**Aim of the exercise:**
Leave out the pictures and copy the remaining records exactly.

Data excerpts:
———
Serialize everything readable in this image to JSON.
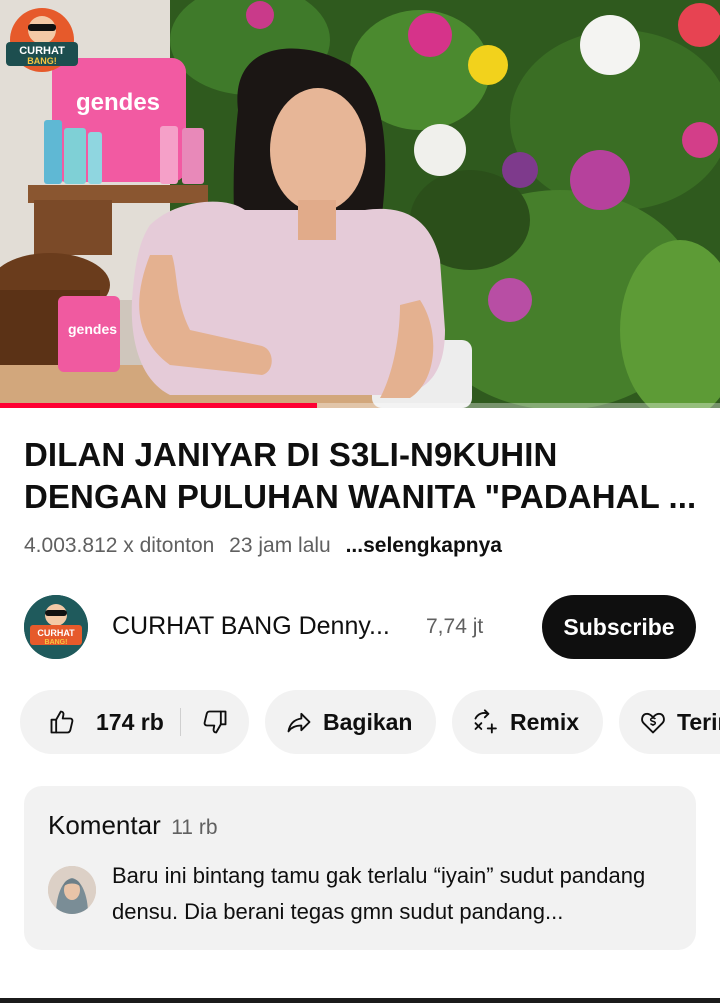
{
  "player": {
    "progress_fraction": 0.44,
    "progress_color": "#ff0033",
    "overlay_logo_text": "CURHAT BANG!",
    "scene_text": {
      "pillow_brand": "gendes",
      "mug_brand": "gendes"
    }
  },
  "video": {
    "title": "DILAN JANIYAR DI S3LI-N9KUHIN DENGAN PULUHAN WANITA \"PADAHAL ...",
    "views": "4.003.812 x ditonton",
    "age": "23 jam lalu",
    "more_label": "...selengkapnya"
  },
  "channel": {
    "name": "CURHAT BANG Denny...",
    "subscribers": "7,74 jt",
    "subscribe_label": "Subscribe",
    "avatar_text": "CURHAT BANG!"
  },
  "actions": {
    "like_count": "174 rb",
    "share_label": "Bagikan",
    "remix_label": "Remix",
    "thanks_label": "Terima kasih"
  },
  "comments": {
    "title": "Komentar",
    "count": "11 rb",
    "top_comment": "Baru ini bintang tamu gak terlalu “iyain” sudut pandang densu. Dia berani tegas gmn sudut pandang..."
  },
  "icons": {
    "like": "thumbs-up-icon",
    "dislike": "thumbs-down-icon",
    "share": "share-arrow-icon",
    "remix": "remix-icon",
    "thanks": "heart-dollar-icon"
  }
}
———
**Full response:**
Serialize everything readable in this image to JSON.
{
  "player": {
    "progress_fraction": 0.44,
    "progress_color": "#ff0033",
    "overlay_logo_text": "CURHAT BANG!",
    "scene_text": {
      "pillow_brand": "gendes",
      "mug_brand": "gendes"
    }
  },
  "video": {
    "title": "DILAN JANIYAR DI S3LI-N9KUHIN DENGAN PULUHAN WANITA \"PADAHAL ...",
    "views": "4.003.812 x ditonton",
    "age": "23 jam lalu",
    "more_label": "...selengkapnya"
  },
  "channel": {
    "name": "CURHAT BANG Denny...",
    "subscribers": "7,74 jt",
    "subscribe_label": "Subscribe",
    "avatar_text": "CURHAT BANG!"
  },
  "actions": {
    "like_count": "174 rb",
    "share_label": "Bagikan",
    "remix_label": "Remix",
    "thanks_label": "Terima kasih"
  },
  "comments": {
    "title": "Komentar",
    "count": "11 rb",
    "top_comment": "Baru ini bintang tamu gak terlalu “iyain” sudut pandang densu. Dia berani tegas gmn sudut pandang..."
  },
  "icons": {
    "like": "thumbs-up-icon",
    "dislike": "thumbs-down-icon",
    "share": "share-arrow-icon",
    "remix": "remix-icon",
    "thanks": "heart-dollar-icon"
  }
}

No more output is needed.